++++ Records for processing ++++
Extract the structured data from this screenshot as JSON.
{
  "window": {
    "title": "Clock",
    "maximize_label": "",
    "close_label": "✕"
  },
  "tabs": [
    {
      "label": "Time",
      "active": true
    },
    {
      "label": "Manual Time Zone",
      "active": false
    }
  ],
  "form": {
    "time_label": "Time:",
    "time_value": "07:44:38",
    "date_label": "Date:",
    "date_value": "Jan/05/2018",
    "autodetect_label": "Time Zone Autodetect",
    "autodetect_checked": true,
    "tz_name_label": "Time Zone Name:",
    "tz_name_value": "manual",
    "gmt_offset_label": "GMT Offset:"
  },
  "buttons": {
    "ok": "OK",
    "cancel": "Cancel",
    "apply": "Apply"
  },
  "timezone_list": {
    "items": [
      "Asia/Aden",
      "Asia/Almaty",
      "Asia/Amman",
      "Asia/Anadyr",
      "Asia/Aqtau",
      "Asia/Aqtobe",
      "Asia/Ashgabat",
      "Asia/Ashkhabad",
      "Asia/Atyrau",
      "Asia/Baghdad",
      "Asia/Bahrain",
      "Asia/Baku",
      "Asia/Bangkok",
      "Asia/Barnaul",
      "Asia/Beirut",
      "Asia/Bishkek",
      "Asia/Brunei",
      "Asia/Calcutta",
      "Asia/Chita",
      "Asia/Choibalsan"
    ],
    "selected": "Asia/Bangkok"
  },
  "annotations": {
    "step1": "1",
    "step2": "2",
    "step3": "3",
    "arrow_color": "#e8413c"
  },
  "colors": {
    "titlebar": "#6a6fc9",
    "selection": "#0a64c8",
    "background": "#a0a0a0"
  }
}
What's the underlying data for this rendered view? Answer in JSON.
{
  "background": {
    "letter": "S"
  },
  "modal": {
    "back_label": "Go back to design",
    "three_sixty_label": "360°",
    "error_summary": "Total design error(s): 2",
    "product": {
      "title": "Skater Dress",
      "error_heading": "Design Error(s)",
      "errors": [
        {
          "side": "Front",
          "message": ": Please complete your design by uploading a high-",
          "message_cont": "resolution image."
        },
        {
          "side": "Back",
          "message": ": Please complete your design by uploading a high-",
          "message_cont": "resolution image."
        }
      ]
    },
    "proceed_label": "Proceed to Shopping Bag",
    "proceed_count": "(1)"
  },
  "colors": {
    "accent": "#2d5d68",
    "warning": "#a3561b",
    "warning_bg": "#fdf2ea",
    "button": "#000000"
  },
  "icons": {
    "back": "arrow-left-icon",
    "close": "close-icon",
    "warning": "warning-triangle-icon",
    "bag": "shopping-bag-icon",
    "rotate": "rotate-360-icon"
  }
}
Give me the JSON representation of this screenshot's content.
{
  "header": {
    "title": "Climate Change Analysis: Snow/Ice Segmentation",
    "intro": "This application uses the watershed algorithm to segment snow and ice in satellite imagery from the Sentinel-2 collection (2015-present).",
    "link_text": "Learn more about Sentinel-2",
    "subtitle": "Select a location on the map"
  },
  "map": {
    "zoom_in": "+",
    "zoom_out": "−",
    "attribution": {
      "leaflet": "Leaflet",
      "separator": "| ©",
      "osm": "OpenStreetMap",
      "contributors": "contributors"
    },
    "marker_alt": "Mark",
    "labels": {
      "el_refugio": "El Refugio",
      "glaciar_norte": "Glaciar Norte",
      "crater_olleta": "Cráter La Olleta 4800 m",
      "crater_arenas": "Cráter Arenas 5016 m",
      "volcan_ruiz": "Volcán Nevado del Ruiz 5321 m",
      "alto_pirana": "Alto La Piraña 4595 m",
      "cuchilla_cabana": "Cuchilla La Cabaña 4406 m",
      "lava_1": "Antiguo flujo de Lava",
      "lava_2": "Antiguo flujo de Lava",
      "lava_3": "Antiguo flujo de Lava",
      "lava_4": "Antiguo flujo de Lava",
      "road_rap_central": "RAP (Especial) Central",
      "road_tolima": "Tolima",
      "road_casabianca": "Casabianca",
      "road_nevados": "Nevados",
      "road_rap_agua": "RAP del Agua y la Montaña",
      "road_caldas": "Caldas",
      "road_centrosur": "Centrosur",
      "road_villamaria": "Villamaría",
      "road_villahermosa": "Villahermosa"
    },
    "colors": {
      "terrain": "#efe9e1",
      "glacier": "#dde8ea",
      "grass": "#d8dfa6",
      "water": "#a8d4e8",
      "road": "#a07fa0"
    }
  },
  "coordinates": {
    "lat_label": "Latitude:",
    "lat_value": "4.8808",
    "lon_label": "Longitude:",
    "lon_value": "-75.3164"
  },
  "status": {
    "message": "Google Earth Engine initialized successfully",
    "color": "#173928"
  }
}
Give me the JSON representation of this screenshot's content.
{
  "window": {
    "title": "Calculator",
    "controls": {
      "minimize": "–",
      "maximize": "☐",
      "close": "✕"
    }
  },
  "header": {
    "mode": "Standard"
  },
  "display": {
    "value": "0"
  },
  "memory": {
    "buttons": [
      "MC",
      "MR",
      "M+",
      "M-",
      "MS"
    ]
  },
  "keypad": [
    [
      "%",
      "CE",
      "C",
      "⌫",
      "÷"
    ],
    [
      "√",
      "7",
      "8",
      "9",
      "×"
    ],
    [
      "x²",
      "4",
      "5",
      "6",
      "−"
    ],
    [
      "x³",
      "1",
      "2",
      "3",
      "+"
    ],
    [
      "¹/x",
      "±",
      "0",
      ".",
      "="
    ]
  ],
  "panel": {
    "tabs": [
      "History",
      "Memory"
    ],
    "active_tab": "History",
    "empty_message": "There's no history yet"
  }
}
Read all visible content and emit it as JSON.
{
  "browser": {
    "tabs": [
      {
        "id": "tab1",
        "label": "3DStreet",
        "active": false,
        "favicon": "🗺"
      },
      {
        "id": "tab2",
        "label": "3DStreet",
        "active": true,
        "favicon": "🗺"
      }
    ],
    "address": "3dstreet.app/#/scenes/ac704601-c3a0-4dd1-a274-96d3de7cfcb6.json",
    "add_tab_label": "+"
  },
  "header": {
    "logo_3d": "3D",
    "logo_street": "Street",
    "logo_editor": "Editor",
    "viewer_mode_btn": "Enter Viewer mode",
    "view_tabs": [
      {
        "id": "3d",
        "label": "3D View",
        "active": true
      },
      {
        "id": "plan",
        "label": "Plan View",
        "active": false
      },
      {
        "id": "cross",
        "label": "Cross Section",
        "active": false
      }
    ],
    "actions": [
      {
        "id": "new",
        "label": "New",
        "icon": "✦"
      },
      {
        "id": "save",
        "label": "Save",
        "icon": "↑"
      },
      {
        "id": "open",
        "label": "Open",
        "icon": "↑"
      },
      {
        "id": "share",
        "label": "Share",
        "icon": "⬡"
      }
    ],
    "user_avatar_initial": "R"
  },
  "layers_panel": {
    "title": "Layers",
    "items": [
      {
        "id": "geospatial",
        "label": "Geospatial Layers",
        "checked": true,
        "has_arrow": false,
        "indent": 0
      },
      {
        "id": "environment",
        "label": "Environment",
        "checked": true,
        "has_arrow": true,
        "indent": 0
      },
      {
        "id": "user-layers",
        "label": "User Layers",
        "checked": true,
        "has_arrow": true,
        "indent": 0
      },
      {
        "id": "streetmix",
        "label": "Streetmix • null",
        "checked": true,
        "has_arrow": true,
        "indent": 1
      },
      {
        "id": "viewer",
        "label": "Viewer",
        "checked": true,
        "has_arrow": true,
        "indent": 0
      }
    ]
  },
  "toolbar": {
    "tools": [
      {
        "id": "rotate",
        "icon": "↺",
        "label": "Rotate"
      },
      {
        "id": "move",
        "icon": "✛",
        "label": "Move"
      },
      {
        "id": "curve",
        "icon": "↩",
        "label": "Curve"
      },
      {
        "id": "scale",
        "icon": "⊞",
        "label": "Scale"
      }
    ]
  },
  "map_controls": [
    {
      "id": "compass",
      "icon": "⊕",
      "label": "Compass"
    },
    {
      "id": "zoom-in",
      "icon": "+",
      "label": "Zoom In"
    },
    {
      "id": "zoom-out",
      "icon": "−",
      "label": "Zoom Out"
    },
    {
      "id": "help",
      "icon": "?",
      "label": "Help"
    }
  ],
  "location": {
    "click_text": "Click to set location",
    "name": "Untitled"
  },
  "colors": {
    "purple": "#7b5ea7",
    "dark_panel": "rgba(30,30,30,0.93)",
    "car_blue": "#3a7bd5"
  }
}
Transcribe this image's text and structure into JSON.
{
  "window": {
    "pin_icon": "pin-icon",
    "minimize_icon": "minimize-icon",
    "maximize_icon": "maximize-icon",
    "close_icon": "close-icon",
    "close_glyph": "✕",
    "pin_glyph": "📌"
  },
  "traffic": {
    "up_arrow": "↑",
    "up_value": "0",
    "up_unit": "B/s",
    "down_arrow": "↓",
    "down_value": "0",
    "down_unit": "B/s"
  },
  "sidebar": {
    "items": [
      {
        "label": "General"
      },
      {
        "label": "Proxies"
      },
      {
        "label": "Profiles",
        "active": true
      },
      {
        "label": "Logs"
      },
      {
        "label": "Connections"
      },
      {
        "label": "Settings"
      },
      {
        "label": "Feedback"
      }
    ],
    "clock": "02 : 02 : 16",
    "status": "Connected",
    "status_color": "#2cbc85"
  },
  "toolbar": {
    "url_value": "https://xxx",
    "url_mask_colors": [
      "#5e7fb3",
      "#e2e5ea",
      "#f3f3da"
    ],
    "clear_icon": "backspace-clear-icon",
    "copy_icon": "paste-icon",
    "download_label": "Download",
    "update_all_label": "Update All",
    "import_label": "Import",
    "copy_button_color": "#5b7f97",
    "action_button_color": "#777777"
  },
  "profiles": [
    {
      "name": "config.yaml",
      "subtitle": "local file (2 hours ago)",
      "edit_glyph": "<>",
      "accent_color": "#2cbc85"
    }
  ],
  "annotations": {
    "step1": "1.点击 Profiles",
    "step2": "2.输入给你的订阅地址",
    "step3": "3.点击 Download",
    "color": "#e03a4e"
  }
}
++++
● Task instructions
State how many lines of the listing hold the string "flujo"; reply with the number and nothing else.

● Result
4